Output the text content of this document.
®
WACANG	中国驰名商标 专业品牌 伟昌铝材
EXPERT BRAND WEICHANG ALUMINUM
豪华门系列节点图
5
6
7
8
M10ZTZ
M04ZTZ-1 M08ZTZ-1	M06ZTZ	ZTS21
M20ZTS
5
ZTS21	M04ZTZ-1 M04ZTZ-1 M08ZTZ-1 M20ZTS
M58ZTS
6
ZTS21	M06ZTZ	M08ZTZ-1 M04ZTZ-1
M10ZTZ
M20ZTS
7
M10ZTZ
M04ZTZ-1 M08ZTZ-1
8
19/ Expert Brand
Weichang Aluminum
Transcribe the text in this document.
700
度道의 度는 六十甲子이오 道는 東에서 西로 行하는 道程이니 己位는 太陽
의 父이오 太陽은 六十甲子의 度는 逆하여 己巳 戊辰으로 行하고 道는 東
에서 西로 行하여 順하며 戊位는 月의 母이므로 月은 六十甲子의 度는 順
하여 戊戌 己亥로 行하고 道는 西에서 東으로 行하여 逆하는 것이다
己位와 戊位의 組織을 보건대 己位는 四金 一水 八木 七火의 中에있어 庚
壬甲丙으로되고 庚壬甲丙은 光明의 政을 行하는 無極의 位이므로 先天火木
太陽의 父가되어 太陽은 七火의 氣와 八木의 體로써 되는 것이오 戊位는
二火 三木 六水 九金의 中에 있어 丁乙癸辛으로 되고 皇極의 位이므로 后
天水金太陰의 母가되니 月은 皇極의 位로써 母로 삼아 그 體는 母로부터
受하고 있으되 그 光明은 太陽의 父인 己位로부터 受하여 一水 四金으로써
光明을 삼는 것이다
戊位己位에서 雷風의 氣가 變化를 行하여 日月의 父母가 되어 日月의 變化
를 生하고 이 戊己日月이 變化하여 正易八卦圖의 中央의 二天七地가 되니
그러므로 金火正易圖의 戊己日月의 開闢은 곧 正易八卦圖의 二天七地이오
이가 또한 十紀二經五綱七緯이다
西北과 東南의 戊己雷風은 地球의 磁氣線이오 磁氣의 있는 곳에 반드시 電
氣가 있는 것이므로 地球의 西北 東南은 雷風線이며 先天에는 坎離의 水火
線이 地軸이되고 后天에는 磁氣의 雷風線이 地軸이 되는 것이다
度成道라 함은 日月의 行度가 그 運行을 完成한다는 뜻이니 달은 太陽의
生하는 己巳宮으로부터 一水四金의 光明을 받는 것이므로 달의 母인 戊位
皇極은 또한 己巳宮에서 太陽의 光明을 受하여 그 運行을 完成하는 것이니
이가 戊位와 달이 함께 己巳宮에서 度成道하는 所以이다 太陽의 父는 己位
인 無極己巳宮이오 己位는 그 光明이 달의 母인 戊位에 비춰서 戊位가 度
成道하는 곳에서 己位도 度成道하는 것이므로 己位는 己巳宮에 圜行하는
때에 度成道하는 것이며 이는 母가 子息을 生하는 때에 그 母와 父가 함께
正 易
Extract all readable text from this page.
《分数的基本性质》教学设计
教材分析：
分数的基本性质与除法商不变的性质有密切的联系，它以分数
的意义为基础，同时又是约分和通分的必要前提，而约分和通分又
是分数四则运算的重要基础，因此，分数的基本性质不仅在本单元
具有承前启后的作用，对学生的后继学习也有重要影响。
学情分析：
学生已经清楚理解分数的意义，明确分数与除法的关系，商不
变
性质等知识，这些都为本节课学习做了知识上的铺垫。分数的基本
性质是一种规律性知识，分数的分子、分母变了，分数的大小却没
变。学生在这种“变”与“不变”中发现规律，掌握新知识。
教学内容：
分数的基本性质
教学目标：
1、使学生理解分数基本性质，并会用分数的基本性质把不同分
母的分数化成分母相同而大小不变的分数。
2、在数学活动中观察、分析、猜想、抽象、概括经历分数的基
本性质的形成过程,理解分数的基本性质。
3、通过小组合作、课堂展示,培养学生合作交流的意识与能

☆ ☆ ☆ ☆ ☆ ☆ ☆

STATED EXERCISE: Copy each line in the data that holds the word "位이므로".

FINISHED TASK:
壬甲丙으로되고 庚壬甲丙은 光明의 政을 行하는 無極의 位이므로 先天火木
二火 三木 六水 九金의 中에 있어 丁乙癸辛으로 되고 皇極의 位이므로 后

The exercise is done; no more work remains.